Transcribe all of the records precisely as they are presented.

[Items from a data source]
━━━━━━━━━━━━━━━━━━━━━━━━━━━━━━
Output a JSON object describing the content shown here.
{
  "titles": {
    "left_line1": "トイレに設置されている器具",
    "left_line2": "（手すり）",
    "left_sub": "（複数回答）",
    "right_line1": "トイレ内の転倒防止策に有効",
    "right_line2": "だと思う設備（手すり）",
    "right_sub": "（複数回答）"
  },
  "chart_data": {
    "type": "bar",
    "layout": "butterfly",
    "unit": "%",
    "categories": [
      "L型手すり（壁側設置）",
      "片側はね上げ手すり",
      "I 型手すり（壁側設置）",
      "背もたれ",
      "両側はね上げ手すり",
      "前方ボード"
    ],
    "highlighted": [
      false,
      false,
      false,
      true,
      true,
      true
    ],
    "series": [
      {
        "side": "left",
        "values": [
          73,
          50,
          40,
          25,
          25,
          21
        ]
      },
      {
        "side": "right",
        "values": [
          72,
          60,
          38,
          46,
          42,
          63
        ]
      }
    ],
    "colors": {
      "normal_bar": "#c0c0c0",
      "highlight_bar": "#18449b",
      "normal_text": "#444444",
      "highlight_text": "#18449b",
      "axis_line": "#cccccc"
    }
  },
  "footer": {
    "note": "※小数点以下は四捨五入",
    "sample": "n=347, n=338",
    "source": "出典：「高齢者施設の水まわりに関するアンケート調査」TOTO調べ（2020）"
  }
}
━━━━━━━━━━━━━━━━━━━━━━━━━━━━━━
▶ _Response to this task_
Output a JSON object describing the content shown here.
{
  "titles": {
    "left_line1": "トイレに設置されている器具",
    "left_line2": "（手すり）",
    "left_sub": "（複数回答）",
    "right_line1": "トイレ内の転倒防止策に有効",
    "right_line2": "だと思う設備（手すり）",
    "right_sub": "（複数回答）"
  },
  "chart_data": {
    "type": "bar",
    "layout": "butterfly",
    "unit": "%",
    "categories": [
      "L型手すり（壁側設置）",
      "片側はね上げ手すり",
      "I 型手すり（壁側設置）",
      "背もたれ",
      "両側はね上げ手すり",
      "前方ボード"
    ],
    "highlighted": [
      false,
      false,
      false,
      true,
      true,
      true
    ],
    "series": [
      {
        "side": "left",
        "values": [
          73,
          50,
          40,
          25,
          25,
          21
        ]
      },
      {
        "side": "right",
        "values": [
          72,
          60,
          38,
          46,
          42,
          63
        ]
      }
    ],
    "colors": {
      "normal_bar": "#c0c0c0",
      "highlight_bar": "#18449b",
      "normal_text": "#444444",
      "highlight_text": "#18449b",
      "axis_line": "#cccccc"
    }
  },
  "footer": {
    "note": "※小数点以下は四捨五入",
    "sample": "n=347, n=338",
    "source": "出典：「高齢者施設の水まわりに関するアンケート調査」TOTO調べ（2020）"
  }
}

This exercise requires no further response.